> [To do]
Your task is to filter the entries and copy every line containing the string "JSON".

Dataset entries
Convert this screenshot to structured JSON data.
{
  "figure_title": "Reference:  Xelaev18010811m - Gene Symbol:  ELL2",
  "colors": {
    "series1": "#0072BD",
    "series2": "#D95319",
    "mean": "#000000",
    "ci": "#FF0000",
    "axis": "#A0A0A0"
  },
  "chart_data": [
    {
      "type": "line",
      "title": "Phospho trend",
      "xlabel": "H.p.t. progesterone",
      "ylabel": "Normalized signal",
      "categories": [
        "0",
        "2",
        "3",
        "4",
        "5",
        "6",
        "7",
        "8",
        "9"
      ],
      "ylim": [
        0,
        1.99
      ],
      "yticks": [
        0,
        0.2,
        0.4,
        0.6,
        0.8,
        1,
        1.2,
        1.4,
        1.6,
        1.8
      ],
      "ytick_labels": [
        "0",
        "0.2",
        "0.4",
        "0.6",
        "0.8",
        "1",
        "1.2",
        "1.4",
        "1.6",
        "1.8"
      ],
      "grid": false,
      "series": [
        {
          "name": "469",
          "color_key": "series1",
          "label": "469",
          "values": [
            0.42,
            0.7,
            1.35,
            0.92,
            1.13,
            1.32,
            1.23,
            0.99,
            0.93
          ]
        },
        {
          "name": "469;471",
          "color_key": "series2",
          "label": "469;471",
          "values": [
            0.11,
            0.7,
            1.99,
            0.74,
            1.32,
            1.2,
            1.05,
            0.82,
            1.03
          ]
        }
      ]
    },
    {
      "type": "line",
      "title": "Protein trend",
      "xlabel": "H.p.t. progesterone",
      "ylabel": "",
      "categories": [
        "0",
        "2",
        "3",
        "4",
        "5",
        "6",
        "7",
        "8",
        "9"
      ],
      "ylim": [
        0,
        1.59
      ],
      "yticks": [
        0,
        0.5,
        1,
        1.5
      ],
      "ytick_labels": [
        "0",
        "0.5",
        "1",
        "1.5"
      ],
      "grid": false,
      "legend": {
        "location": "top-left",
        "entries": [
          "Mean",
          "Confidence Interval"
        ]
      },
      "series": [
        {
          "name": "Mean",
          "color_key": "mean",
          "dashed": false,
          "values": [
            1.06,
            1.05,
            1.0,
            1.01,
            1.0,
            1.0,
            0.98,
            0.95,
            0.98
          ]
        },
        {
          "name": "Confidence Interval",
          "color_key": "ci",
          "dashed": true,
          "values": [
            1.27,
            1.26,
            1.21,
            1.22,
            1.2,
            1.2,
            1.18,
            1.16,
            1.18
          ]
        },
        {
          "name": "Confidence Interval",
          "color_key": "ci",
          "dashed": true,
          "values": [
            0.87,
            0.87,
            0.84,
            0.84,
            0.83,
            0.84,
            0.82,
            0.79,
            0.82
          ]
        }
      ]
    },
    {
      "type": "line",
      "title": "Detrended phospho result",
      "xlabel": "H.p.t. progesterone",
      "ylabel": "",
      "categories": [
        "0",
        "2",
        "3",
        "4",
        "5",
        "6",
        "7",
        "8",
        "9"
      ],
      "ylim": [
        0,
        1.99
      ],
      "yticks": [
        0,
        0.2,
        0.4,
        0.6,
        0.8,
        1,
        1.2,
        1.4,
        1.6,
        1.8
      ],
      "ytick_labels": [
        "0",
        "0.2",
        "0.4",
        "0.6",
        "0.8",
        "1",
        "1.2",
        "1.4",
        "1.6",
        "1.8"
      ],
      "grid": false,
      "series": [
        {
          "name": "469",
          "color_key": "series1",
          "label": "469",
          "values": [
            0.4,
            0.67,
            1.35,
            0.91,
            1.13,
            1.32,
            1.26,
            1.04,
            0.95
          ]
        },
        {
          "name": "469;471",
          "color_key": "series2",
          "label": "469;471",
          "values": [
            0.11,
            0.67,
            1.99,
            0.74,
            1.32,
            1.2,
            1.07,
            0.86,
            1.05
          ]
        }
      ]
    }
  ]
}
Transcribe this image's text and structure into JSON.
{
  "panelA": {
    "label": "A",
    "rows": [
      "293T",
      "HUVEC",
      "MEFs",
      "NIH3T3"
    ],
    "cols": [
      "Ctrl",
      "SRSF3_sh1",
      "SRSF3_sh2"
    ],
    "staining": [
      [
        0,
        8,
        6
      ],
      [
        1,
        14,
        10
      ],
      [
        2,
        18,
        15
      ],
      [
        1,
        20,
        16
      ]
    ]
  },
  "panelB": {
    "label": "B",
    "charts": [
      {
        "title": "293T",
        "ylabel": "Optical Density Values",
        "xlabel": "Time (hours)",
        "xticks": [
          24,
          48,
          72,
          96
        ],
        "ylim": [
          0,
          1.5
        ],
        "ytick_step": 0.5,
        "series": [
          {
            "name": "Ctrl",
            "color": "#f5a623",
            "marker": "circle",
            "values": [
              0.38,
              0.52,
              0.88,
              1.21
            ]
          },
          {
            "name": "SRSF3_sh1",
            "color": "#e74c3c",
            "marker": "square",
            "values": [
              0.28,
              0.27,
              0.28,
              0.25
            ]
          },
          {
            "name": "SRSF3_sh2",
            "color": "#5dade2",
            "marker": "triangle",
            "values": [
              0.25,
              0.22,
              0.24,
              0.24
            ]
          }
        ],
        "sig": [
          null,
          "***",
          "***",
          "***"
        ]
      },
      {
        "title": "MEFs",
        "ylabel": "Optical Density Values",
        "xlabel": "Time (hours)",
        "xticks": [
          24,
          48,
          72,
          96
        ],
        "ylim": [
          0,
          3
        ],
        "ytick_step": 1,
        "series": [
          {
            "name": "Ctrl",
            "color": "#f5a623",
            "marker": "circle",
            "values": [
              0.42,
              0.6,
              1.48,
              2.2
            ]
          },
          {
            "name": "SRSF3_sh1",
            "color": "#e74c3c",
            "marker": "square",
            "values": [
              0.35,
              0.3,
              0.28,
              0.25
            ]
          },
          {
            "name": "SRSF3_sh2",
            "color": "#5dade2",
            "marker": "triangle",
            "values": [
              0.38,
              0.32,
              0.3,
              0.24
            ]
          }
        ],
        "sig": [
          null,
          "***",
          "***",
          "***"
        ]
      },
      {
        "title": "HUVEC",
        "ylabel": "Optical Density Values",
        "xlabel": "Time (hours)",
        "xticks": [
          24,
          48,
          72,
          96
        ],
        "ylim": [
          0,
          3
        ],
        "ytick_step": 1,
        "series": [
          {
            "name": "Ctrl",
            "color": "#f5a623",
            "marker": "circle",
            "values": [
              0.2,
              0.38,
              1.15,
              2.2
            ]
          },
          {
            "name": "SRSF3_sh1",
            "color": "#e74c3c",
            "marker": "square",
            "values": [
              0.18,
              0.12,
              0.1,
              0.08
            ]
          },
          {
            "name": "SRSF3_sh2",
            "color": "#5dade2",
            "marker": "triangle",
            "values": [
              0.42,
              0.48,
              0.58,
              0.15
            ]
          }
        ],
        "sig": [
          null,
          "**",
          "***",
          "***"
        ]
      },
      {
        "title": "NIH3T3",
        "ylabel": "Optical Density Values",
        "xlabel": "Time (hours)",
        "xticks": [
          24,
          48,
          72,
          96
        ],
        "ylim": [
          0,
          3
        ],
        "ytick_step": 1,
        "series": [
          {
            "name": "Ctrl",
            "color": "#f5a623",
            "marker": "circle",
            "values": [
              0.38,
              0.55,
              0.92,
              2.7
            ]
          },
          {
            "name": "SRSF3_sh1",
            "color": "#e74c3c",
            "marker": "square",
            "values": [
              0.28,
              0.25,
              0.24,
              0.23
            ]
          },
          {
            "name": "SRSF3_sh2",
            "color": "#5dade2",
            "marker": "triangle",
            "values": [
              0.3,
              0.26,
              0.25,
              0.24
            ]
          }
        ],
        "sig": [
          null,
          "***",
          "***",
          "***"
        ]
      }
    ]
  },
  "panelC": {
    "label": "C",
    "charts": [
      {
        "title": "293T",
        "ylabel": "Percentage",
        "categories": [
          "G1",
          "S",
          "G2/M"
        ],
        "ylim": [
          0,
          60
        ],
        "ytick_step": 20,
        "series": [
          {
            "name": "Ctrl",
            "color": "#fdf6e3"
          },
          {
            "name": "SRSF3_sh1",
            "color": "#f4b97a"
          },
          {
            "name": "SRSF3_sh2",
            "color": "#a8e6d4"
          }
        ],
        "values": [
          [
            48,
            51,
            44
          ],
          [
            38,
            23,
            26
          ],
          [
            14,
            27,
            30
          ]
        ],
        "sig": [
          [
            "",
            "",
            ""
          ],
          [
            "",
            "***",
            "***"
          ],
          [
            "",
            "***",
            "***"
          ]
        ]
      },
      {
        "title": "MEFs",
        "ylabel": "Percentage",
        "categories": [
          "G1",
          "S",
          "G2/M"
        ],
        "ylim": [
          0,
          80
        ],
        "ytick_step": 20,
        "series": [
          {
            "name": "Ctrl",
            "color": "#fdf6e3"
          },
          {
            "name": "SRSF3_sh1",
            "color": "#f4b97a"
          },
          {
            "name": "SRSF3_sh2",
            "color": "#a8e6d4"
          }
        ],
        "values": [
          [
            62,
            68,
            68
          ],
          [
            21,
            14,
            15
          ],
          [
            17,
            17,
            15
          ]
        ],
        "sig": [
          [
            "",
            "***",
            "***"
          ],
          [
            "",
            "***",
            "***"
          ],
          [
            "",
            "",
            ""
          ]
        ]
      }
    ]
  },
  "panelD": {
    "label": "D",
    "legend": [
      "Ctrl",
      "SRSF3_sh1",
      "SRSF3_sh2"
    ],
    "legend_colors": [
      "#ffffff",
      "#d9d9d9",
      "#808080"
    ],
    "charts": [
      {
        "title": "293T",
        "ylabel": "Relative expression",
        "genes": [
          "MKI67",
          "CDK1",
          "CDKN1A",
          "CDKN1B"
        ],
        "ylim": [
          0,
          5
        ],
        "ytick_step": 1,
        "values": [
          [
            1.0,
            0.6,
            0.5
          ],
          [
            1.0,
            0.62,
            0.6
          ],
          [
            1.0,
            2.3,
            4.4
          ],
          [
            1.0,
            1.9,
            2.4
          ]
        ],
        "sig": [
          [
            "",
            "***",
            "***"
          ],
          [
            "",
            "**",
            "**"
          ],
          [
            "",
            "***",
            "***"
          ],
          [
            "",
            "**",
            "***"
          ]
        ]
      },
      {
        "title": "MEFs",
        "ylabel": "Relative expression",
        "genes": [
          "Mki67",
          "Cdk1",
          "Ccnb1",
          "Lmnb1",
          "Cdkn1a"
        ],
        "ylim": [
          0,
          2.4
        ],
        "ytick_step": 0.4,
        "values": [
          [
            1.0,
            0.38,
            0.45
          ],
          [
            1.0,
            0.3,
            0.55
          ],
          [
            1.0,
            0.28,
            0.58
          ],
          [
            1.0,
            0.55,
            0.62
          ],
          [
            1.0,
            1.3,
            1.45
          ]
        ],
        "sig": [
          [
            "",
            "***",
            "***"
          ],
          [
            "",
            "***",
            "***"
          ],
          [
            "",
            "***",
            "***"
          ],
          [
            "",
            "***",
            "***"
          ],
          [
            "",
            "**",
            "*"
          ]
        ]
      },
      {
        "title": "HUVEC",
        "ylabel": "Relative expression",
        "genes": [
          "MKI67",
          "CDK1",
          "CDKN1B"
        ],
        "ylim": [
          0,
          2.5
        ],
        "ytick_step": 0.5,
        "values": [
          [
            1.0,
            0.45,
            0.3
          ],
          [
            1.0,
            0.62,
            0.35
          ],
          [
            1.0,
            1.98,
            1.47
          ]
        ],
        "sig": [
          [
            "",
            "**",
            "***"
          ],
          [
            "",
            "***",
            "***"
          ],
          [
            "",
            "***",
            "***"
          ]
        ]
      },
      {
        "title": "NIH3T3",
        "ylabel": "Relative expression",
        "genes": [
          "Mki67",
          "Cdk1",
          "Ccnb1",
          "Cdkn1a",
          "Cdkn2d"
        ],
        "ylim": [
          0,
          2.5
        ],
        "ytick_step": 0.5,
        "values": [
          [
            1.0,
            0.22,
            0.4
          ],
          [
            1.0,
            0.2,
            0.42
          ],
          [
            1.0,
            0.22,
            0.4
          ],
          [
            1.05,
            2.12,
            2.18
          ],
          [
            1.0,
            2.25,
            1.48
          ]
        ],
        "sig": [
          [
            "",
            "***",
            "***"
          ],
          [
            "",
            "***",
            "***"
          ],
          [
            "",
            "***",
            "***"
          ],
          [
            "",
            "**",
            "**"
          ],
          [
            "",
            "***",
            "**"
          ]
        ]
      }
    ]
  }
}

> [Task output]
Convert this screenshot to structured JSON data.
Transcribe this image's text and structure into JSON.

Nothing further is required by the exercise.